• [What to produce]: In the listing below, locate the lines bearing the word "求值运算". Copy every one of them.

[Extracted records]
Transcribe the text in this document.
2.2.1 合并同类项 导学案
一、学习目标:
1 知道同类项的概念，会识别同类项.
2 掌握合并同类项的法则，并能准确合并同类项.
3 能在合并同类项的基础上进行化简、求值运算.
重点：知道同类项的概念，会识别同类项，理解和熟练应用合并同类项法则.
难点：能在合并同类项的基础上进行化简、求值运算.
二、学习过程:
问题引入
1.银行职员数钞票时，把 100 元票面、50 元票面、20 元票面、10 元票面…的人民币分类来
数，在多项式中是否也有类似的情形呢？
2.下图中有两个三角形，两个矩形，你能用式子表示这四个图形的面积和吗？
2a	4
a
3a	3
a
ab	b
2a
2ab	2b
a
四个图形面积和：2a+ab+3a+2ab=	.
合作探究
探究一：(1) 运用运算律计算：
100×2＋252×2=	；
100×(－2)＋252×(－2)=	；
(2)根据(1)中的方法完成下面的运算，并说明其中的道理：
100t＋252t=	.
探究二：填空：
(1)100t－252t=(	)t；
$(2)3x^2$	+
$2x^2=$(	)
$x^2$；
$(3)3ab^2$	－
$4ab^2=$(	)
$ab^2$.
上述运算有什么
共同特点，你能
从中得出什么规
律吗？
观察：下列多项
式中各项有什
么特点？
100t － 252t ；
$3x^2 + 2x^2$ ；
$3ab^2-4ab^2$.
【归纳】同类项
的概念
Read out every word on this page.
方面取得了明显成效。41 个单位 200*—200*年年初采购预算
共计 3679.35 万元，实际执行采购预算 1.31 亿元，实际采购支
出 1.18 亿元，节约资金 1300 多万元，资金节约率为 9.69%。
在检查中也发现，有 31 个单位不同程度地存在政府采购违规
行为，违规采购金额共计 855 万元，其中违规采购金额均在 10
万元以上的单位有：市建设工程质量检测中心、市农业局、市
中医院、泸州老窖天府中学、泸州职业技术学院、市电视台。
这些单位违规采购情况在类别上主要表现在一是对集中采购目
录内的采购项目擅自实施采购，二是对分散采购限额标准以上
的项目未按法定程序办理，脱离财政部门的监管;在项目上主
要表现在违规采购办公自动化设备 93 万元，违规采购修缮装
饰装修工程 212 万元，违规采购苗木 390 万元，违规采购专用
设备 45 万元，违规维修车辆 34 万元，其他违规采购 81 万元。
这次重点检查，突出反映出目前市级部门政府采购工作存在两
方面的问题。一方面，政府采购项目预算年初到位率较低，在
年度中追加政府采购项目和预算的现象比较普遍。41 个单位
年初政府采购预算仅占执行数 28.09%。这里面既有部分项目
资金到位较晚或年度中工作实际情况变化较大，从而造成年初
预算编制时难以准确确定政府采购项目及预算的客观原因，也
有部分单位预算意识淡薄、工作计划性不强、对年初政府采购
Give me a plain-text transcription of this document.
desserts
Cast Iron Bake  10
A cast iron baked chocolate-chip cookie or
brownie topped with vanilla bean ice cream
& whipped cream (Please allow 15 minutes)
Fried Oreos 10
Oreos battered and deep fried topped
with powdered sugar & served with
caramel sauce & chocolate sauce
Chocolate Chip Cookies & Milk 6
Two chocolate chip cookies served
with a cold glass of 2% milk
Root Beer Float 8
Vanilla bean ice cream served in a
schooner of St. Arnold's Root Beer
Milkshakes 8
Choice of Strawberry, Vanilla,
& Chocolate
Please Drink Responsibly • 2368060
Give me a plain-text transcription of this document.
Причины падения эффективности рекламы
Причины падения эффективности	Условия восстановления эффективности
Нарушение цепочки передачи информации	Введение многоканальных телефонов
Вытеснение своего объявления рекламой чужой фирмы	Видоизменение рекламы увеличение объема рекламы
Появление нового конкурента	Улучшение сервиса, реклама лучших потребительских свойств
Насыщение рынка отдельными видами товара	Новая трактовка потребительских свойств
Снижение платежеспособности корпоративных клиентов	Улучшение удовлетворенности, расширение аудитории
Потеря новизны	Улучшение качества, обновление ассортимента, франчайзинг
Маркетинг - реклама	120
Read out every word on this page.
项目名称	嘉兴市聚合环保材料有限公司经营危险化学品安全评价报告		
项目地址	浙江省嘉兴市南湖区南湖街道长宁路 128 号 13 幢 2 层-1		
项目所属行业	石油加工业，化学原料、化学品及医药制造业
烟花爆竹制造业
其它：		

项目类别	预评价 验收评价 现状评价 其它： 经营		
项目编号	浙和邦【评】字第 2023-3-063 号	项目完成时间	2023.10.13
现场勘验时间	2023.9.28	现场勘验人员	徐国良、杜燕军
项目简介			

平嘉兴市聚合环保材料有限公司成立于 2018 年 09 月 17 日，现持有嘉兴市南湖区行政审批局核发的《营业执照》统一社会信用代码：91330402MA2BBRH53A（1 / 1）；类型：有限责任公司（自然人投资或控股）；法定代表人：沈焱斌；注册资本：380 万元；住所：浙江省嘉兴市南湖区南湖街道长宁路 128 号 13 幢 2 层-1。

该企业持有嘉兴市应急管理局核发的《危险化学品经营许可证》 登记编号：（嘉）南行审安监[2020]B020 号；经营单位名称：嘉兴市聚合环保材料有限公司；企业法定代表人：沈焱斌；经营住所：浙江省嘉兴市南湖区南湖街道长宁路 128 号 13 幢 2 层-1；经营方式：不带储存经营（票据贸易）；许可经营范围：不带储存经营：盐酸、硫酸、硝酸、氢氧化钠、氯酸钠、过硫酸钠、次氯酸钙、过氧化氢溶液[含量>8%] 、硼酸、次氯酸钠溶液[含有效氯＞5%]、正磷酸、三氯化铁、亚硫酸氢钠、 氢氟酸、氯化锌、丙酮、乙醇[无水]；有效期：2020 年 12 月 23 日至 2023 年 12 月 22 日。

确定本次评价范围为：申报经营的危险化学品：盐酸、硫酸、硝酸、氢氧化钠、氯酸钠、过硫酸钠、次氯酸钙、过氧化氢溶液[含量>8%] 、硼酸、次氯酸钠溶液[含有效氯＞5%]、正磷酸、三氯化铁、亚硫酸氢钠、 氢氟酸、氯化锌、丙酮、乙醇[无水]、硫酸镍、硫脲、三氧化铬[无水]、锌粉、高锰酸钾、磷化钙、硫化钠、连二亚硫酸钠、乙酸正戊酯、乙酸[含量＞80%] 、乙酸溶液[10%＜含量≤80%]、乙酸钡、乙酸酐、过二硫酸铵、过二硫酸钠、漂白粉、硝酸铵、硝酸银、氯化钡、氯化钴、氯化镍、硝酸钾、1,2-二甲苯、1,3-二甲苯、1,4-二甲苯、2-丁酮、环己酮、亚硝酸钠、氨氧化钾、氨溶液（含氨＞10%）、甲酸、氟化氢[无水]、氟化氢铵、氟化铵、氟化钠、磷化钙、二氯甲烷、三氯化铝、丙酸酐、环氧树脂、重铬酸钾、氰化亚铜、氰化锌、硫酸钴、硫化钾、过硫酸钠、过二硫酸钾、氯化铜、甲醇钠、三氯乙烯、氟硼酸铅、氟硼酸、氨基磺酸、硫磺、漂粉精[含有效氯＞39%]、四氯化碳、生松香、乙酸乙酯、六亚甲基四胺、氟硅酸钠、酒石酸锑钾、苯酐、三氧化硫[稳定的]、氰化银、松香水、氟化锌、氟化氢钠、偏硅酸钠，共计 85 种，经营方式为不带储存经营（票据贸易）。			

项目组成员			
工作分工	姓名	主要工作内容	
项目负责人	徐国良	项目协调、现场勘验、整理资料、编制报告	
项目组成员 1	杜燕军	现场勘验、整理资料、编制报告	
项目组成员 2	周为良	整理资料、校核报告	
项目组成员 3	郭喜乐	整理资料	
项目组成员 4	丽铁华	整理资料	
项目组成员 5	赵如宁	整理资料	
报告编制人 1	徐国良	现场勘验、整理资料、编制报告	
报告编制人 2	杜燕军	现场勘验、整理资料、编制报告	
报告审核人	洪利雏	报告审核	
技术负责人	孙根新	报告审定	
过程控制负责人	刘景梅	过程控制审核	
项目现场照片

• [Problem solution]:
3 能在合并同类项的基础上进行化简、求值运算.
难点：能在合并同类项的基础上进行化简、求值运算.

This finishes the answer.